Reading BF advice on here has helped me realise where I went wrong (I finally succeeded third time round by muddling through). And I've learned such a lot reading about other women's birth experiences.

I feel kind of bitter that I was never instructed in the proper use of G&A for example. It just didn't help me and I think that was mostly because I didn't use it effectively. Although I attended ante-natal classes and read some books on the subject, I wasn't told the useful things!

I was traumatised after my first birth but I now know I had a very 'easy' straightforward experience - I wish I could have enjoyed it a bit more.

I joined here thinking I might be able to offer advice and instead I have learned so much from you.

A big Thanks to all of you who have helped me come to terms with my experiences.

BrandyAlexander · 24/10/2011 19:59

oldgrandmama, when you say When I got out, I'm afraid I put him straight on the bottle. according to many members of my family who were midwives and other healthcare professionals in the 60s, that this was the norm because there was just no support at all in the hospital. Does NOT make you or anyone else a Bad Mummy. Even in these days, the bf advice is very poor and I really struggled first time round as no one in the hospital put me on the right track. Probably the big difference these days is that there is more willing/encouragement and the things that work against breastfeeding are mostly removed in comparison to the 60s.

1944girl · 24/10/2011 20:07

This reply has been deleted

Message withdrawn at poster's request.

BrandyAlexander · 24/10/2011 20:21

1944girl, it's funny but I am only in my 30s but grew up hearing the stories from my mum and aunts both from the professional side and from their own experiences. I could help you write that book Grin. When midwives moved from the resedential course update every 5 years to having to do courses with regular essays, I remember typing up an essay on episiotomies for one of my rellies and thinking OMG.....if ever something could cut teen pregnancy rates, making them type up that essay would be a surefire winner!

» EXERCISE INSTRUCTIONS: Please answer from the forum thread above: the writer of the opening post says they were never instructed in the proper use of what?

» SOURCE MATERIAL:
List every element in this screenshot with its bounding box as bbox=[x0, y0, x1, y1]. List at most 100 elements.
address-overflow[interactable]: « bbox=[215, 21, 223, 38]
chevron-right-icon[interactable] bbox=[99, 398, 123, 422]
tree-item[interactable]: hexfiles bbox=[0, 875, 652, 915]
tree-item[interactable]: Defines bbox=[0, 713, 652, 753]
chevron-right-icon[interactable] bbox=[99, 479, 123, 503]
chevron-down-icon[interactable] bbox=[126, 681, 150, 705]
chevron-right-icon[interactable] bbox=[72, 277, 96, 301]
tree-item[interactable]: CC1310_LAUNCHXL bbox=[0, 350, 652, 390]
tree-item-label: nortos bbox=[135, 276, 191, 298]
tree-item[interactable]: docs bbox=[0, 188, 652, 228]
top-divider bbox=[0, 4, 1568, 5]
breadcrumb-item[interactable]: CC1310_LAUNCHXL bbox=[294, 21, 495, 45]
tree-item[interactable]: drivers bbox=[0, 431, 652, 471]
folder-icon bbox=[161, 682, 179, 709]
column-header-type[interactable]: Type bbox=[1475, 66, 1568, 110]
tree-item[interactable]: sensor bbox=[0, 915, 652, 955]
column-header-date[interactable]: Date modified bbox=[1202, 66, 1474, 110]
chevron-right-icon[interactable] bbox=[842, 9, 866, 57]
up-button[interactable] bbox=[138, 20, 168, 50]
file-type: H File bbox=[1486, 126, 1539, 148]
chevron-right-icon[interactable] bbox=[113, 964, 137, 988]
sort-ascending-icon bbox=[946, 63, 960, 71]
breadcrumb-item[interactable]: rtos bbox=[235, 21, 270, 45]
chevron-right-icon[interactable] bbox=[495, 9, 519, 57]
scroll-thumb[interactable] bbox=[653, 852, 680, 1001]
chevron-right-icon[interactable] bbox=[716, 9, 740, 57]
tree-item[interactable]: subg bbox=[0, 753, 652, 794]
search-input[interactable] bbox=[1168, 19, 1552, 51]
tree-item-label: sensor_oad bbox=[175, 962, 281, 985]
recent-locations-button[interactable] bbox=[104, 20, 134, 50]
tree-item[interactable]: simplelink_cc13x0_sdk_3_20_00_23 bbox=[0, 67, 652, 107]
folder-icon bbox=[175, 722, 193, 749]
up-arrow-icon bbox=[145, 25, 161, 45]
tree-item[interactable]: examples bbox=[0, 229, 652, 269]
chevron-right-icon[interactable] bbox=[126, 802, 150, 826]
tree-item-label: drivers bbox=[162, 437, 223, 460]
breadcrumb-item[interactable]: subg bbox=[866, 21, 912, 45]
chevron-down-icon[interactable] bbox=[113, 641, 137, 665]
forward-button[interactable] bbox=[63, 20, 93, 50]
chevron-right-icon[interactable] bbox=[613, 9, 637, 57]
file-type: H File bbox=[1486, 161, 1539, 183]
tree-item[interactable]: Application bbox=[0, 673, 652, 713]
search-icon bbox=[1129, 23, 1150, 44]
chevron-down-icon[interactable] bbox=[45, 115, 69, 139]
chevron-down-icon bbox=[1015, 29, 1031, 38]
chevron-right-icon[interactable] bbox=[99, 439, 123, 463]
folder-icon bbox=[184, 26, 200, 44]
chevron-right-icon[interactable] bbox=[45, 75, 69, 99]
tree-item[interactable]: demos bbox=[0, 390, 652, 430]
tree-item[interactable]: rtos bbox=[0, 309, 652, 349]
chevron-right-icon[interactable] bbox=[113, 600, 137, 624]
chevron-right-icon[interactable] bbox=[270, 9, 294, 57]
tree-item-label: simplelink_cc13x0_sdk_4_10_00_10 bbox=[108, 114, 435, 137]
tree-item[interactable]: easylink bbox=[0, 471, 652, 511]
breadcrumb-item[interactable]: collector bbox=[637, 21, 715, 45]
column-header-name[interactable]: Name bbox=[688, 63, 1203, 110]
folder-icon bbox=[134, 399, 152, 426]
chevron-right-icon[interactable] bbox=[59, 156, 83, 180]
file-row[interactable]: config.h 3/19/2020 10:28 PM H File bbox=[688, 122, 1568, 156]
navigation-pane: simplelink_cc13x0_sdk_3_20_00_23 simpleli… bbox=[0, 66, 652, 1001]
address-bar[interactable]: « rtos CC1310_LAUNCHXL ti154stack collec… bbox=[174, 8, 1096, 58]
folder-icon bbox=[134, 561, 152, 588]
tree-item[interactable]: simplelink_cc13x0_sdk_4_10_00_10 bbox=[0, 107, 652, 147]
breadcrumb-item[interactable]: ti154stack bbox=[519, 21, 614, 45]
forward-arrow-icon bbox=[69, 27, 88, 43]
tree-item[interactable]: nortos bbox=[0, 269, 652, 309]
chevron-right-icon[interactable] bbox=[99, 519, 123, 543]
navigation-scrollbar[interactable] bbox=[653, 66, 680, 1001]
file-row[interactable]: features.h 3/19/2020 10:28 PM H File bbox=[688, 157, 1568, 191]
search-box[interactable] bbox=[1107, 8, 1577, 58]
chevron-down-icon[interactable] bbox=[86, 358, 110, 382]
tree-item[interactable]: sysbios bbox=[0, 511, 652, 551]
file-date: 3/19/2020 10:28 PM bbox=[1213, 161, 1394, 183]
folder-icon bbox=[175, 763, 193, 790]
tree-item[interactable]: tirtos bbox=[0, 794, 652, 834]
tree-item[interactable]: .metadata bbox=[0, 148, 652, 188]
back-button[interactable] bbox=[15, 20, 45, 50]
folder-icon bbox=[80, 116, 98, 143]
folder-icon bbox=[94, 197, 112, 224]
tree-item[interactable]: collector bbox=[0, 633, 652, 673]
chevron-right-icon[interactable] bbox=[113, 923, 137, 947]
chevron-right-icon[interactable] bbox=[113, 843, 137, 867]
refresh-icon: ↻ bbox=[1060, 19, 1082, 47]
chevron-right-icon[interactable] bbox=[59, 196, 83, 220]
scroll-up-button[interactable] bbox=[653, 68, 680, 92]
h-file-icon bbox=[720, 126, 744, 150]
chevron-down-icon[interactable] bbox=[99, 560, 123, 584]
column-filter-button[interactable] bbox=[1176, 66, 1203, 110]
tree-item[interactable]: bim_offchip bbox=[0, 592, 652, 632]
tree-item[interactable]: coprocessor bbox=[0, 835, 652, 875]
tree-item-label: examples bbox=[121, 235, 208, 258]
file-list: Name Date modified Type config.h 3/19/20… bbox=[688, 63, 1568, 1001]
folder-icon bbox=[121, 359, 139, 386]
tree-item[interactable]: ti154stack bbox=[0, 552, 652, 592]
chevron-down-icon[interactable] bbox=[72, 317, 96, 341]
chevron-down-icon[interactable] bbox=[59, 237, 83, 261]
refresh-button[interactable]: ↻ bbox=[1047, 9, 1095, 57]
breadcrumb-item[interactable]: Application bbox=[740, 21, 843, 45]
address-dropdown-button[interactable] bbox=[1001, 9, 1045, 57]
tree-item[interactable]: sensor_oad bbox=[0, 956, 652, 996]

» SOLUTION FOR THIS TASK: G&A